◆ Task directions ◆
Look through the data below and say how many of its lines contain "Listed", adding nothing else.

◆ A run of records ◆
○ ○ ○ ○ ○ ○ ○

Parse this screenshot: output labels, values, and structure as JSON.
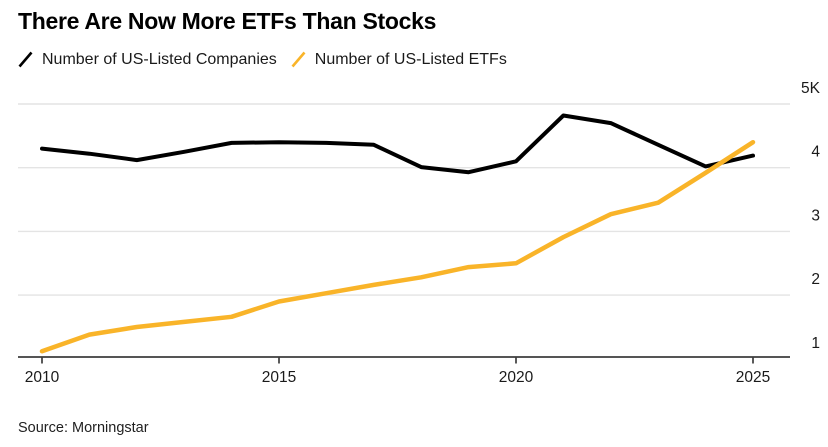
{
  "title": "There Are Now More ETFs Than Stocks",
  "legend": [
    {
      "label": "Number of US-Listed Companies",
      "color": "#000000"
    },
    {
      "label": "Number of US-Listed ETFs",
      "color": "#F9B429"
    }
  ],
  "source": "Source: Morningstar",
  "colors": {
    "accent_yellow": "#F9B429",
    "line_black": "#000000",
    "grid": "#e4e4e4",
    "axis": "#3d3d3d",
    "text": "#1a1a1a"
  },
  "chart_data": {
    "type": "line",
    "title": "There Are Now More ETFs Than Stocks",
    "xlabel": "",
    "ylabel": "",
    "x": [
      2010,
      2011,
      2012,
      2013,
      2014,
      2015,
      2016,
      2017,
      2018,
      2019,
      2020,
      2021,
      2022,
      2023,
      2024,
      2025
    ],
    "series": [
      {
        "id": "companies",
        "name": "Number of US-Listed Companies",
        "color": "#000000",
        "values": [
          4300,
          4220,
          4120,
          4250,
          4390,
          4400,
          4390,
          4360,
          4010,
          3930,
          4100,
          4820,
          4700,
          4360,
          4020,
          4190
        ]
      },
      {
        "id": "etfs",
        "name": "Number of US-Listed ETFs",
        "color": "#F9B429",
        "values": [
          1120,
          1380,
          1500,
          1580,
          1660,
          1900,
          2030,
          2160,
          2280,
          2440,
          2500,
          2910,
          3270,
          3450,
          3920,
          4400
        ]
      }
    ],
    "yticks": [
      {
        "value": 5000,
        "label": "5K"
      },
      {
        "value": 4000,
        "label": "4"
      },
      {
        "value": 3000,
        "label": "3"
      },
      {
        "value": 2000,
        "label": "2"
      },
      {
        "value": 1000,
        "label": "1"
      }
    ],
    "xticks": [
      {
        "value": 2010,
        "label": "2010"
      },
      {
        "value": 2015,
        "label": "2015"
      },
      {
        "value": 2020,
        "label": "2020"
      },
      {
        "value": 2025,
        "label": "2025"
      }
    ],
    "ylim": [
      1030,
      5000
    ],
    "xlim": [
      2010,
      2025
    ],
    "grid": "horizontal",
    "legend_position": "top-left"
  }
}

○ ○ ○ ○ ○ ○ ○

◆ Response below ◆
4